> Provided data:
•••
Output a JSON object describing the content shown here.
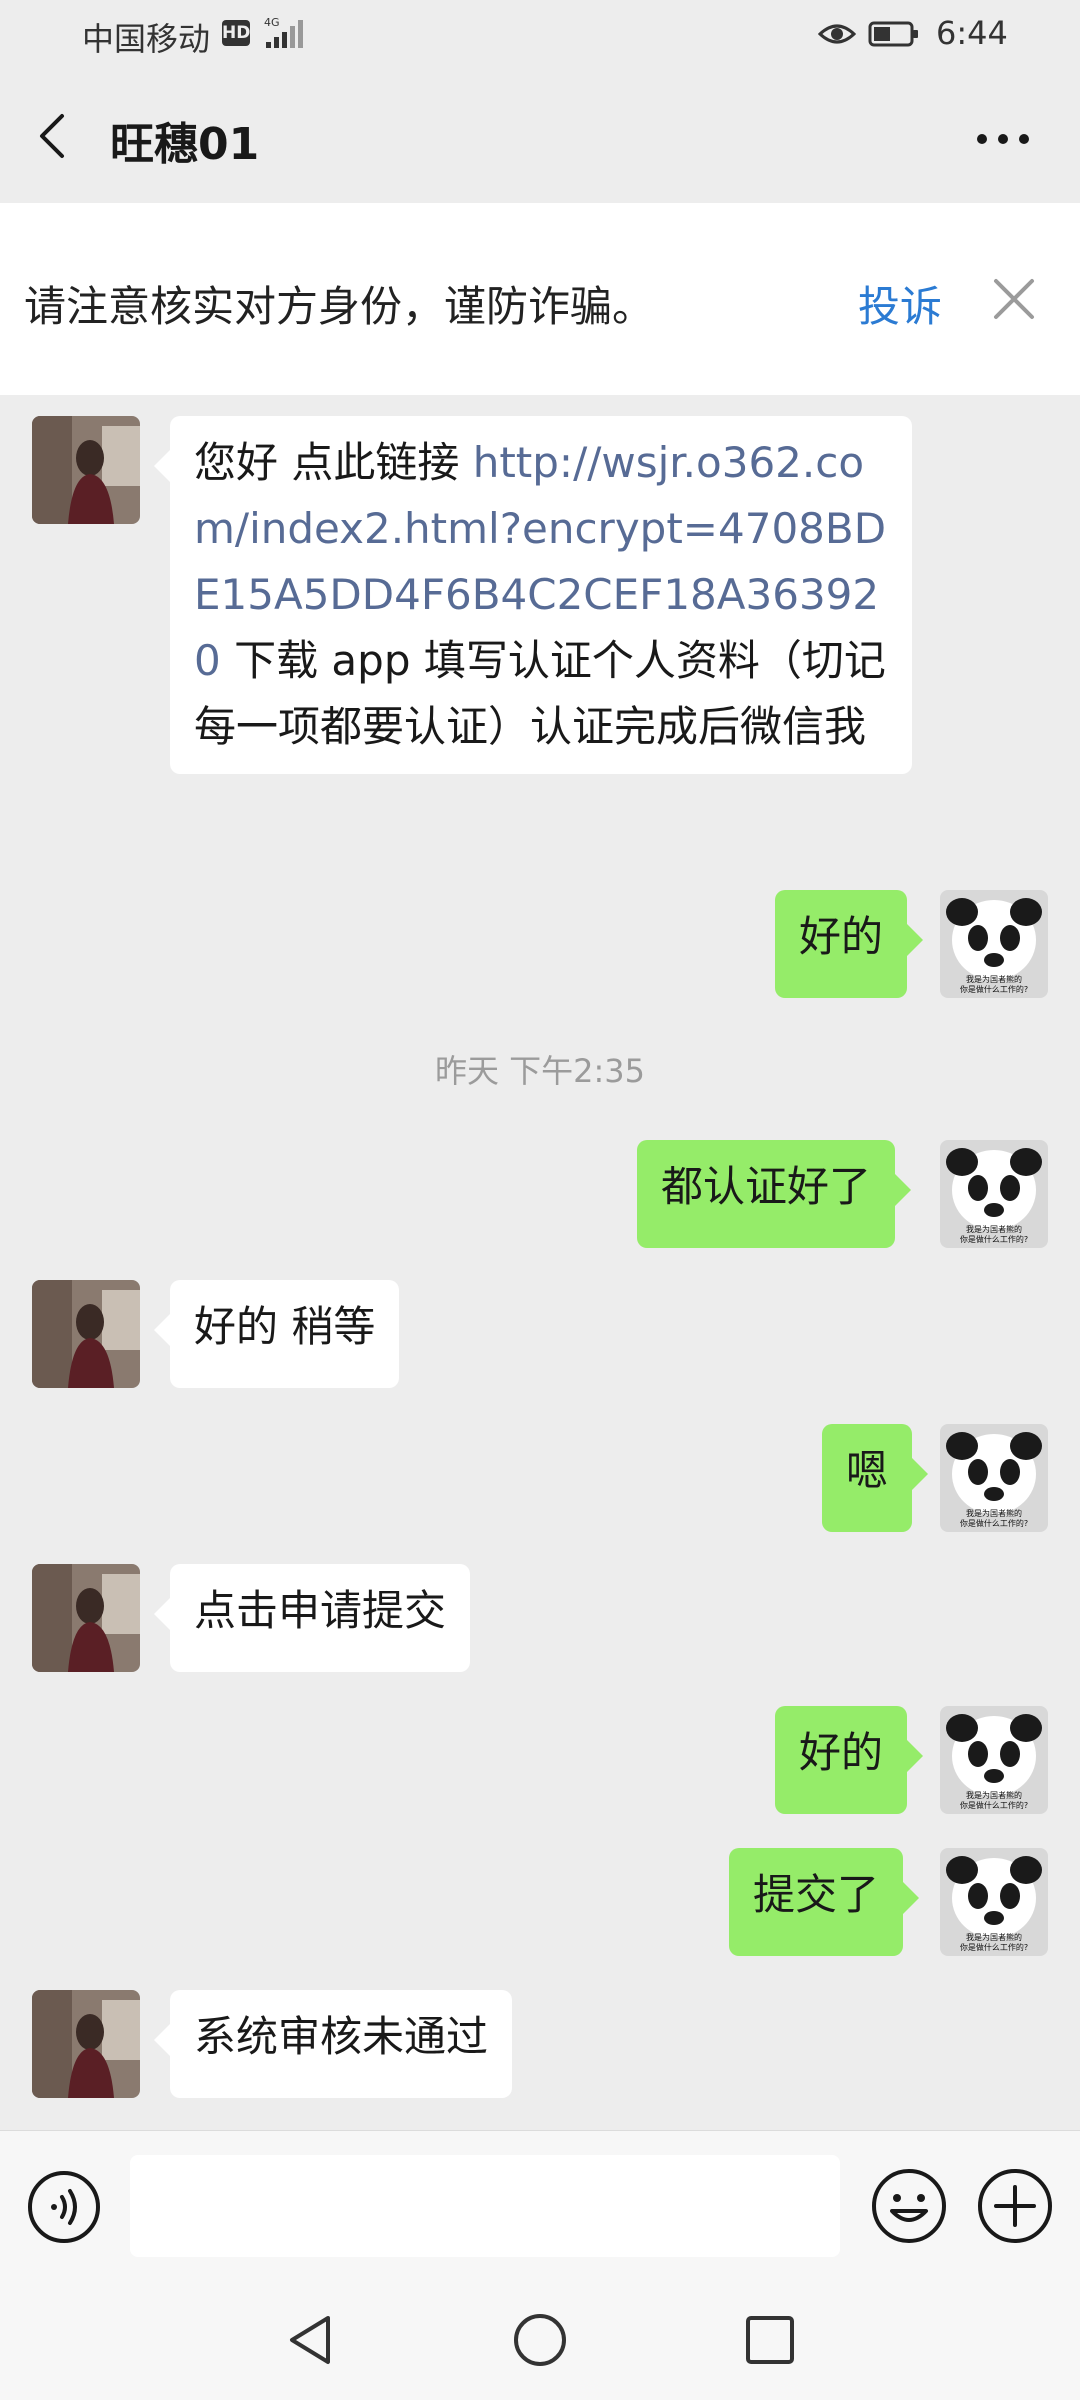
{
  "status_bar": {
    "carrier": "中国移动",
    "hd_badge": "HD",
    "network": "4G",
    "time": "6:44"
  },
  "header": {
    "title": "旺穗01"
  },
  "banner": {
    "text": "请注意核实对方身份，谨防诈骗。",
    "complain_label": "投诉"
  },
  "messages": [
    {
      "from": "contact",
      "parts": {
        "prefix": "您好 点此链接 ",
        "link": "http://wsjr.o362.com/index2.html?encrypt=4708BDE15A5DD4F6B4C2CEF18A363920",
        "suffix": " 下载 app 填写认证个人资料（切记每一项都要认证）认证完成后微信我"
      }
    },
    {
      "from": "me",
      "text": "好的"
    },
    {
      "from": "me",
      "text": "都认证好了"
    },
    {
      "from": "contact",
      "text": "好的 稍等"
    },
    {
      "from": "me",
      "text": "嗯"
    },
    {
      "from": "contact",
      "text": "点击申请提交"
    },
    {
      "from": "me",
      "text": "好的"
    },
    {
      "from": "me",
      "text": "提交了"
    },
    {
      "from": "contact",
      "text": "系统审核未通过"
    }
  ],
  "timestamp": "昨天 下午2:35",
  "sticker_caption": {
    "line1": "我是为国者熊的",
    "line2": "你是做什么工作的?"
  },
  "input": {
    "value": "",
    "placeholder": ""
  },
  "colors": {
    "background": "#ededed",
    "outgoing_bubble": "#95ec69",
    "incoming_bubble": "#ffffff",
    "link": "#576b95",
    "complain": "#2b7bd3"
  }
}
•••
> Instructions to follow:
Quote all of the entries word for word, omitting any pictures.

> Expected output:
Output a JSON object describing the content shown here.
{
  "status_bar": {
    "carrier": "中国移动",
    "hd_badge": "HD",
    "network": "4G",
    "time": "6:44"
  },
  "header": {
    "title": "旺穗01"
  },
  "banner": {
    "text": "请注意核实对方身份，谨防诈骗。",
    "complain_label": "投诉"
  },
  "messages": [
    {
      "from": "contact",
      "parts": {
        "prefix": "您好 点此链接 ",
        "link": "http://wsjr.o362.com/index2.html?encrypt=4708BDE15A5DD4F6B4C2CEF18A363920",
        "suffix": " 下载 app 填写认证个人资料（切记每一项都要认证）认证完成后微信我"
      }
    },
    {
      "from": "me",
      "text": "好的"
    },
    {
      "from": "me",
      "text": "都认证好了"
    },
    {
      "from": "contact",
      "text": "好的 稍等"
    },
    {
      "from": "me",
      "text": "嗯"
    },
    {
      "from": "contact",
      "text": "点击申请提交"
    },
    {
      "from": "me",
      "text": "好的"
    },
    {
      "from": "me",
      "text": "提交了"
    },
    {
      "from": "contact",
      "text": "系统审核未通过"
    }
  ],
  "timestamp": "昨天 下午2:35",
  "sticker_caption": {
    "line1": "我是为国者熊的",
    "line2": "你是做什么工作的?"
  },
  "input": {
    "value": "",
    "placeholder": ""
  },
  "colors": {
    "background": "#ededed",
    "outgoing_bubble": "#95ec69",
    "incoming_bubble": "#ffffff",
    "link": "#576b95",
    "complain": "#2b7bd3"
  }
}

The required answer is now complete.